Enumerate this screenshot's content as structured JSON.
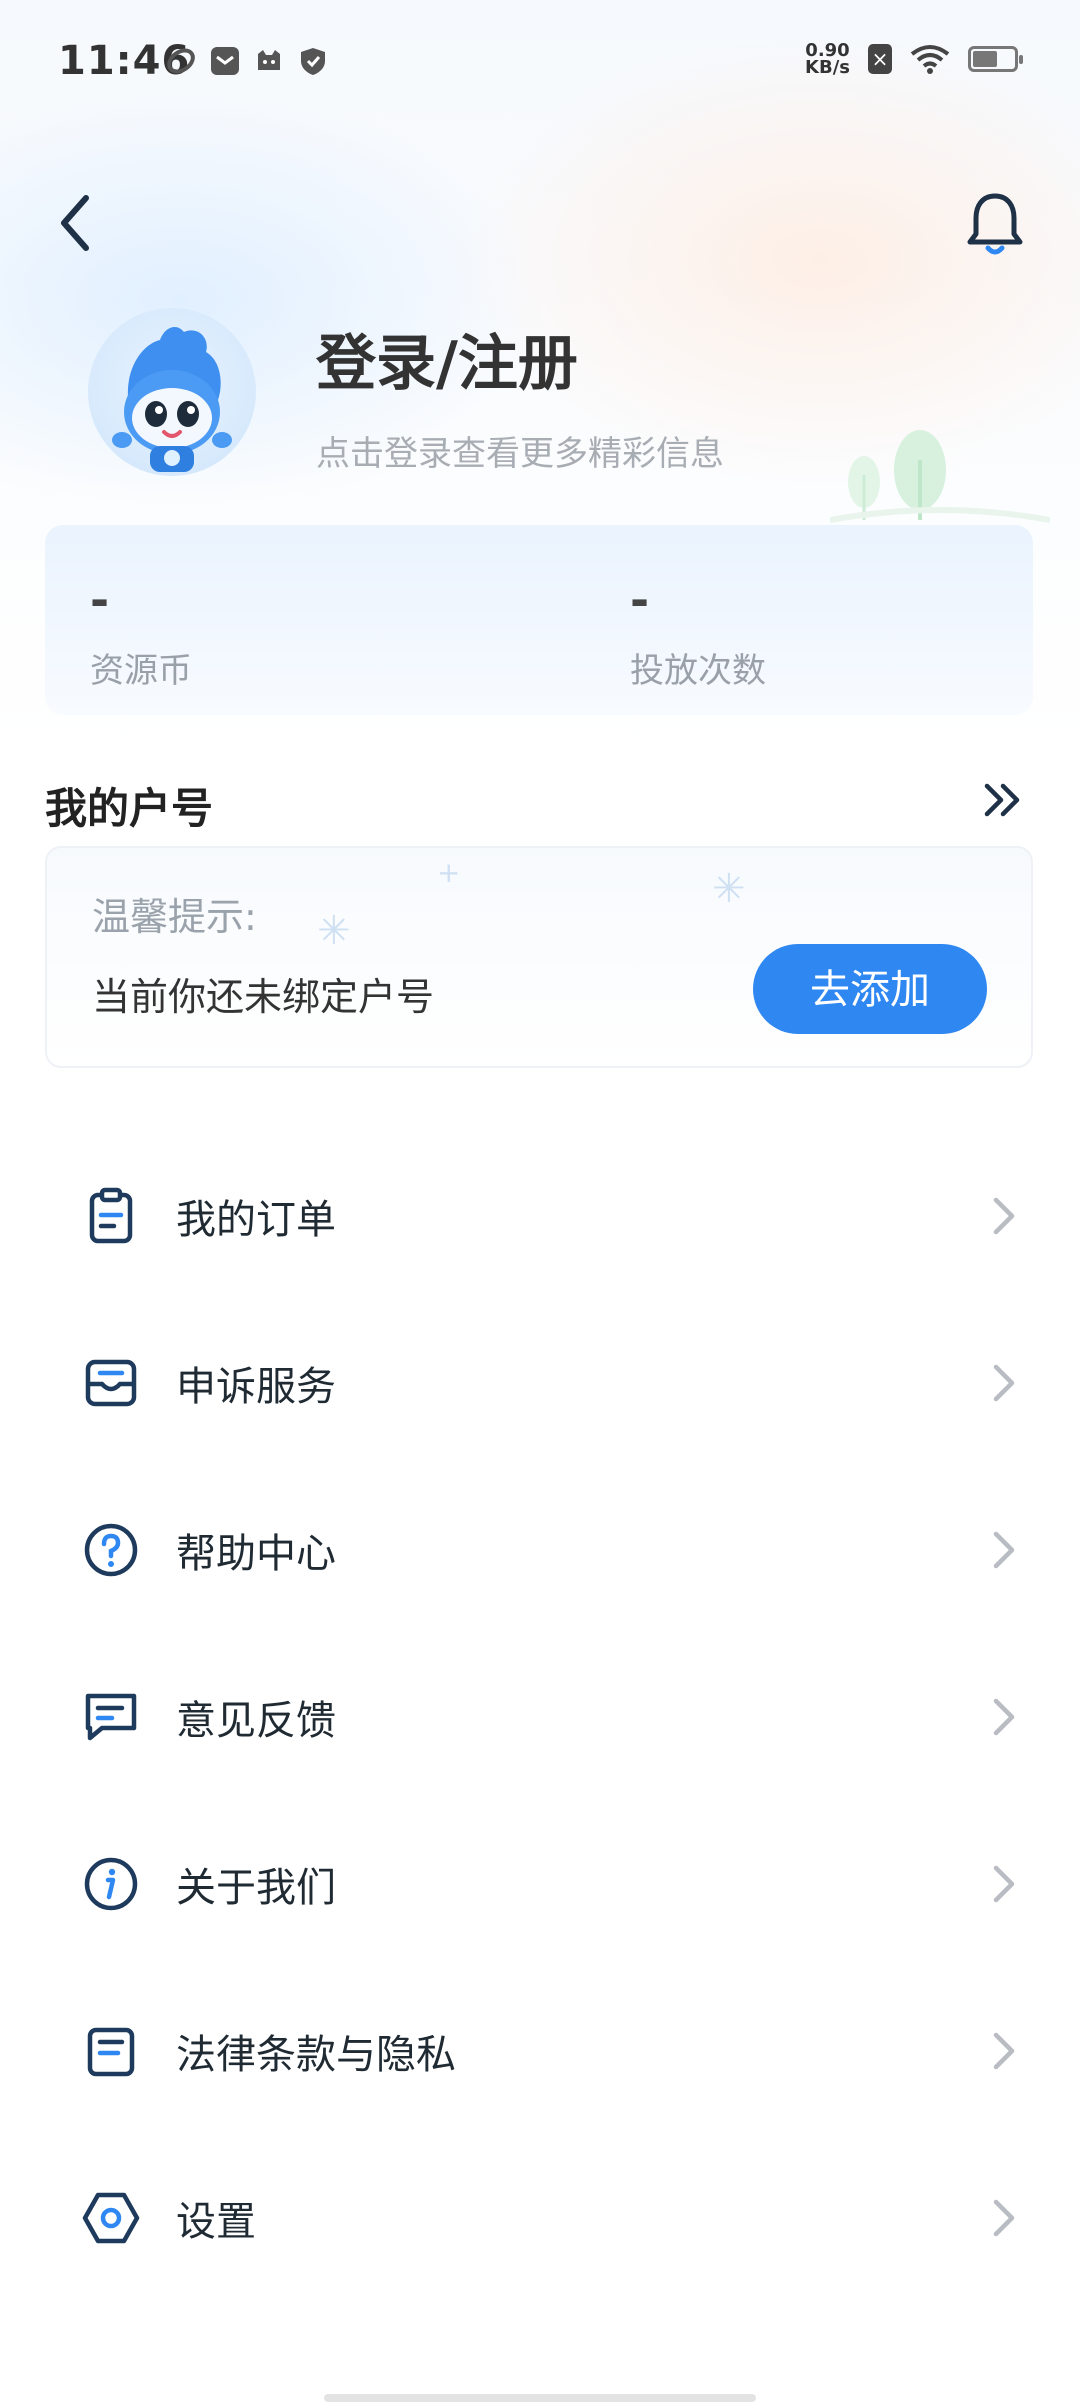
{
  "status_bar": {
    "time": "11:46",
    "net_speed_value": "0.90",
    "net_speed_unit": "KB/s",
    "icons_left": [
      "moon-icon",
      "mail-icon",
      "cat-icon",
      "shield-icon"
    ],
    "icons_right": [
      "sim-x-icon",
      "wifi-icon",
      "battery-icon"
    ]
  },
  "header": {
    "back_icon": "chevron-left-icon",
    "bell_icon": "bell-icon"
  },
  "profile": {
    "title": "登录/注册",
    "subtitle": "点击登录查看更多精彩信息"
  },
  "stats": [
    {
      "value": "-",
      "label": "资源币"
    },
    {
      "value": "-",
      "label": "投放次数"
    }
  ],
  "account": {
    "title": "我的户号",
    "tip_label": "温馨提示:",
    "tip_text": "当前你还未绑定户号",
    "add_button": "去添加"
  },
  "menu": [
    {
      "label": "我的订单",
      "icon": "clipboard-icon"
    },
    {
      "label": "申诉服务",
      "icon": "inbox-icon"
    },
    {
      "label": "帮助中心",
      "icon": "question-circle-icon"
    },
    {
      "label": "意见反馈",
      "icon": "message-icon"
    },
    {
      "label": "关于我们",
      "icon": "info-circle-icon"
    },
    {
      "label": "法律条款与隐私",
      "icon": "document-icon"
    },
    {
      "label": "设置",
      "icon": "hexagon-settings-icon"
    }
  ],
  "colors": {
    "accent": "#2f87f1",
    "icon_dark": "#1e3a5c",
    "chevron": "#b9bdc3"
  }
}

########################################

_Problem requirements_
Set out every line from the material that contains the string "circle".

_Written solution_
      "icon": "question-circle-icon"
      "icon": "info-circle-icon"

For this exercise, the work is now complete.